[Layout element annotations]
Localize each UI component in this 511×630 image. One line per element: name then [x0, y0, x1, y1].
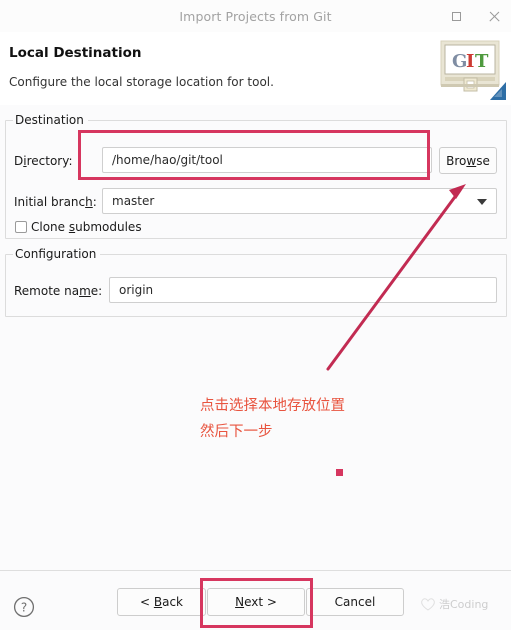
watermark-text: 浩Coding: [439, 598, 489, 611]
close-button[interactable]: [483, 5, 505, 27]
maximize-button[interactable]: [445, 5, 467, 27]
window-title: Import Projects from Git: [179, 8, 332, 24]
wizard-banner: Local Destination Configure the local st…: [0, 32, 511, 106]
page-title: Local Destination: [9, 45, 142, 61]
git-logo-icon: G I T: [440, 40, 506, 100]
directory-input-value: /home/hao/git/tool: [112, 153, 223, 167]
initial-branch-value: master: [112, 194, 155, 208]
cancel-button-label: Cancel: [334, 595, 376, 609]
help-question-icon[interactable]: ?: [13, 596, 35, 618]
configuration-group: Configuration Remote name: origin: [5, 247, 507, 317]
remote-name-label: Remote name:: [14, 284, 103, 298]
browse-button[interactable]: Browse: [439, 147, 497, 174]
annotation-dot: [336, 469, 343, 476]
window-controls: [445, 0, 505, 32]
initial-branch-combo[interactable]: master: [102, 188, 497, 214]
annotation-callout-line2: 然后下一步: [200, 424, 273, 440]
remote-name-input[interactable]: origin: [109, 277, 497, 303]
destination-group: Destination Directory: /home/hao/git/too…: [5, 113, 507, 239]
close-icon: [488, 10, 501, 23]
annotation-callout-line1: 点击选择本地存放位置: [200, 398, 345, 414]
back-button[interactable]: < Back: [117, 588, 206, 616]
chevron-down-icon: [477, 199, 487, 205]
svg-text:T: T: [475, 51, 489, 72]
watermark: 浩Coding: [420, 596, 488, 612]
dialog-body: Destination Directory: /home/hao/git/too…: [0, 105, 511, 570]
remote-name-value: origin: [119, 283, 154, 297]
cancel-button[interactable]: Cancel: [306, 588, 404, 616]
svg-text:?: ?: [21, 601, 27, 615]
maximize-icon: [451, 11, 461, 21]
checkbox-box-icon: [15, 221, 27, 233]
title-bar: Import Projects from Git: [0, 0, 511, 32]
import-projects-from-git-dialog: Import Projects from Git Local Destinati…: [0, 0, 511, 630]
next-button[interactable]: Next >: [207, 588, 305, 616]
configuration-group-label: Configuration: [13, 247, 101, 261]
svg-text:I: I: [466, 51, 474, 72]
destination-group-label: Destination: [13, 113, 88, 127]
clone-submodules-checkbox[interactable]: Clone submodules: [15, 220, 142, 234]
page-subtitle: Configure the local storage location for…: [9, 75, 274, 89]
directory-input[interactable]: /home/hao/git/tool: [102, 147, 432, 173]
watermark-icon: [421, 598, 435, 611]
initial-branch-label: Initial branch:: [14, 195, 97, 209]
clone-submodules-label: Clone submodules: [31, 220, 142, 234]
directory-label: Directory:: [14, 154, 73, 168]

*WHAT THE TASK REQUIRES*: Output these lines exactly as they appear, without any of the pictures.

*EXERCISE RESPONSE*:
Localize each UI component in this 511×630 image. One line per element: name then [x0, y0, x1, y1].
watermark-text: 浩Coding: [439, 598, 489, 611]
close-button[interactable]: [483, 5, 505, 27]
maximize-button[interactable]: [445, 5, 467, 27]
window-title: Import Projects from Git: [179, 8, 332, 24]
wizard-banner: Local Destination Configure the local st…: [0, 32, 511, 106]
page-title: Local Destination: [9, 45, 142, 61]
git-logo-icon: G I T: [440, 40, 506, 100]
directory-input-value: /home/hao/git/tool: [112, 153, 223, 167]
initial-branch-value: master: [112, 194, 155, 208]
cancel-button-label: Cancel: [334, 595, 376, 609]
help-question-icon[interactable]: ?: [13, 596, 35, 618]
configuration-group: Configuration Remote name: origin: [5, 247, 507, 317]
remote-name-label: Remote name:: [14, 284, 103, 298]
browse-button[interactable]: Browse: [439, 147, 497, 174]
annotation-dot: [336, 469, 343, 476]
window-controls: [445, 0, 505, 32]
initial-branch-combo[interactable]: master: [102, 188, 497, 214]
annotation-callout-line2: 然后下一步: [200, 424, 273, 440]
remote-name-input[interactable]: origin: [109, 277, 497, 303]
destination-group: Destination Directory: /home/hao/git/too…: [5, 113, 507, 239]
close-icon: [488, 10, 501, 23]
annotation-callout-line1: 点击选择本地存放位置: [200, 398, 345, 414]
back-button[interactable]: < Back: [117, 588, 206, 616]
chevron-down-icon: [477, 199, 487, 205]
svg-text:T: T: [475, 51, 489, 72]
watermark: 浩Coding: [420, 596, 488, 612]
dialog-body: Destination Directory: /home/hao/git/too…: [0, 105, 511, 570]
remote-name-value: origin: [119, 283, 154, 297]
cancel-button[interactable]: Cancel: [306, 588, 404, 616]
svg-text:?: ?: [21, 601, 27, 615]
maximize-icon: [451, 11, 461, 21]
checkbox-box-icon: [15, 221, 27, 233]
title-bar: Import Projects from Git: [0, 0, 511, 32]
import-projects-from-git-dialog: Import Projects from Git Local Destinati…: [0, 0, 511, 630]
next-button[interactable]: Next >: [207, 588, 305, 616]
configuration-group-label: Configuration: [13, 247, 101, 261]
svg-text:I: I: [466, 51, 474, 72]
destination-group-label: Destination: [13, 113, 88, 127]
clone-submodules-checkbox[interactable]: Clone submodules: [15, 220, 142, 234]
page-subtitle: Configure the local storage location for…: [9, 75, 274, 89]
directory-input[interactable]: /home/hao/git/tool: [102, 147, 432, 173]
watermark-icon: [421, 598, 435, 611]
initial-branch-label: Initial branch:: [14, 195, 97, 209]
clone-submodules-label: Clone submodules: [31, 220, 142, 234]
directory-label: Directory:: [14, 154, 73, 168]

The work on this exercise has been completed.